Exercise goal: Every entry here needs to be repeated exactly.

Collected data entries

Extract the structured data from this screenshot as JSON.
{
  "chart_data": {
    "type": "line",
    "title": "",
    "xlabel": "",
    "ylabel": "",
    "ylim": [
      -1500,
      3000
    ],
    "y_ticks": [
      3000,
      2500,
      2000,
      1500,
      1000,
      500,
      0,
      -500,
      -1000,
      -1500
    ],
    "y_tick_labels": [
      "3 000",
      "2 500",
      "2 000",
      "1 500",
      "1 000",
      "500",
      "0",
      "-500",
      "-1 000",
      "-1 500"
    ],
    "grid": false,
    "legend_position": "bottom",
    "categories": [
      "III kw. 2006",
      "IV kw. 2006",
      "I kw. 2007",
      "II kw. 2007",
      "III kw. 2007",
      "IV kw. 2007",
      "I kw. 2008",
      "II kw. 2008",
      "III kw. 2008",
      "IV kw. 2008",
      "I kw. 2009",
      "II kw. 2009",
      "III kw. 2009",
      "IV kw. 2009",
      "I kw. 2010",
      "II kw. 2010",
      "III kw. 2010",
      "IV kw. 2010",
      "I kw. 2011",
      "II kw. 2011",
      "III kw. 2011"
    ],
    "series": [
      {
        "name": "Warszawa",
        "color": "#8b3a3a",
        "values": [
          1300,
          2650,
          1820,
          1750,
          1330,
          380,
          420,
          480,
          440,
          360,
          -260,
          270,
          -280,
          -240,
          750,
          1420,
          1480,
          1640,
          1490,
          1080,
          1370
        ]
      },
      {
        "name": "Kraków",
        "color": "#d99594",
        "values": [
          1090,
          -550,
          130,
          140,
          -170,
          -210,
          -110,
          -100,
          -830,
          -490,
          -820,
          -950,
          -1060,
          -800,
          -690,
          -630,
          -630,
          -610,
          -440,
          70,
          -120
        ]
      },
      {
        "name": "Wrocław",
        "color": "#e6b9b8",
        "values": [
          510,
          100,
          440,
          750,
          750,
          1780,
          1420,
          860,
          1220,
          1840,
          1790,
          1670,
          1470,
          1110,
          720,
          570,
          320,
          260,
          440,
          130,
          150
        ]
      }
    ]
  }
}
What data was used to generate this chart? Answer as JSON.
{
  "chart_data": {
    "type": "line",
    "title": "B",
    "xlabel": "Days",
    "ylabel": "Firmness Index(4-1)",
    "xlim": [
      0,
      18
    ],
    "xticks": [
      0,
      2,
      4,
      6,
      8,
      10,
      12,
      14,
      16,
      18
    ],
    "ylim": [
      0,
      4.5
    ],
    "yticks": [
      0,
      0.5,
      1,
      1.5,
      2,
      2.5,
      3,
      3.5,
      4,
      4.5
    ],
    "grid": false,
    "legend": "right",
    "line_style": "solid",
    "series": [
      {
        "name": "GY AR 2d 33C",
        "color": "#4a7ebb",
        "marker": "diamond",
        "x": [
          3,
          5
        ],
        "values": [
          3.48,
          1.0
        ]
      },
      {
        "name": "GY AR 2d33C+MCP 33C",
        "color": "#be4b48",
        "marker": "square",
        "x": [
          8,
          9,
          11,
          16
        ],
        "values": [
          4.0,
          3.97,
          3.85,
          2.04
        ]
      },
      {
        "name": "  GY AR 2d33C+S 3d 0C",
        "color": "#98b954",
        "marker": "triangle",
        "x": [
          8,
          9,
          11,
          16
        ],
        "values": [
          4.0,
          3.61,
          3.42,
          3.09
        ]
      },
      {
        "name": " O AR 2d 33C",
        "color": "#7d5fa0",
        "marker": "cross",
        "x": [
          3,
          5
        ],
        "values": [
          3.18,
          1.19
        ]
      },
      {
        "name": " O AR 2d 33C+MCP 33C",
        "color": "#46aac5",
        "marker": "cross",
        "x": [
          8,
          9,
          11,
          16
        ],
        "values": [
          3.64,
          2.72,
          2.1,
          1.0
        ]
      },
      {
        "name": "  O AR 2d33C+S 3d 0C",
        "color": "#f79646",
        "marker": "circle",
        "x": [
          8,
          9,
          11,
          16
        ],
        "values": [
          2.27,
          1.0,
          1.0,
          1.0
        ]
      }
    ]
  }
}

Reply:
Extract the structured data from this screenshot as JSON.
{
  "chart_data": {
    "type": "line",
    "title": "",
    "xlabel": "",
    "ylabel": "",
    "ylim": [
      -1500,
      3000
    ],
    "y_ticks": [
      3000,
      2500,
      2000,
      1500,
      1000,
      500,
      0,
      -500,
      -1000,
      -1500
    ],
    "y_tick_labels": [
      "3 000",
      "2 500",
      "2 000",
      "1 500",
      "1 000",
      "500",
      "0",
      "-500",
      "-1 000",
      "-1 500"
    ],
    "grid": false,
    "legend_position": "bottom",
    "categories": [
      "III kw. 2006",
      "IV kw. 2006",
      "I kw. 2007",
      "II kw. 2007",
      "III kw. 2007",
      "IV kw. 2007",
      "I kw. 2008",
      "II kw. 2008",
      "III kw. 2008",
      "IV kw. 2008",
      "I kw. 2009",
      "II kw. 2009",
      "III kw. 2009",
      "IV kw. 2009",
      "I kw. 2010",
      "II kw. 2010",
      "III kw. 2010",
      "IV kw. 2010",
      "I kw. 2011",
      "II kw. 2011",
      "III kw. 2011"
    ],
    "series": [
      {
        "name": "Warszawa",
        "color": "#8b3a3a",
        "values": [
          1300,
          2650,
          1820,
          1750,
          1330,
          380,
          420,
          480,
          440,
          360,
          -260,
          270,
          -280,
          -240,
          750,
          1420,
          1480,
          1640,
          1490,
          1080,
          1370
        ]
      },
      {
        "name": "Kraków",
        "color": "#d99594",
        "values": [
          1090,
          -550,
          130,
          140,
          -170,
          -210,
          -110,
          -100,
          -830,
          -490,
          -820,
          -950,
          -1060,
          -800,
          -690,
          -630,
          -630,
          -610,
          -440,
          70,
          -120
        ]
      },
      {
        "name": "Wrocław",
        "color": "#e6b9b8",
        "values": [
          510,
          100,
          440,
          750,
          750,
          1780,
          1420,
          860,
          1220,
          1840,
          1790,
          1670,
          1470,
          1110,
          720,
          570,
          320,
          260,
          440,
          130,
          150
        ]
      }
    ]
  }
}
What data was used to generate this chart? Answer as JSON.
{
  "chart_data": {
    "type": "line",
    "title": "B",
    "xlabel": "Days",
    "ylabel": "Firmness Index(4-1)",
    "xlim": [
      0,
      18
    ],
    "xticks": [
      0,
      2,
      4,
      6,
      8,
      10,
      12,
      14,
      16,
      18
    ],
    "ylim": [
      0,
      4.5
    ],
    "yticks": [
      0,
      0.5,
      1,
      1.5,
      2,
      2.5,
      3,
      3.5,
      4,
      4.5
    ],
    "grid": false,
    "legend": "right",
    "line_style": "solid",
    "series": [
      {
        "name": "GY AR 2d 33C",
        "color": "#4a7ebb",
        "marker": "diamond",
        "x": [
          3,
          5
        ],
        "values": [
          3.48,
          1.0
        ]
      },
      {
        "name": "GY AR 2d33C+MCP 33C",
        "color": "#be4b48",
        "marker": "square",
        "x": [
          8,
          9,
          11,
          16
        ],
        "values": [
          4.0,
          3.97,
          3.85,
          2.04
        ]
      },
      {
        "name": "  GY AR 2d33C+S 3d 0C",
        "color": "#98b954",
        "marker": "triangle",
        "x": [
          8,
          9,
          11,
          16
        ],
        "values": [
          4.0,
          3.61,
          3.42,
          3.09
        ]
      },
      {
        "name": " O AR 2d 33C",
        "color": "#7d5fa0",
        "marker": "cross",
        "x": [
          3,
          5
        ],
        "values": [
          3.18,
          1.19
        ]
      },
      {
        "name": " O AR 2d 33C+MCP 33C",
        "color": "#46aac5",
        "marker": "cross",
        "x": [
          8,
          9,
          11,
          16
        ],
        "values": [
          3.64,
          2.72,
          2.1,
          1.0
        ]
      },
      {
        "name": "  O AR 2d33C+S 3d 0C",
        "color": "#f79646",
        "marker": "circle",
        "x": [
          8,
          9,
          11,
          16
        ],
        "values": [
          2.27,
          1.0,
          1.0,
          1.0
        ]
      }
    ]
  }
}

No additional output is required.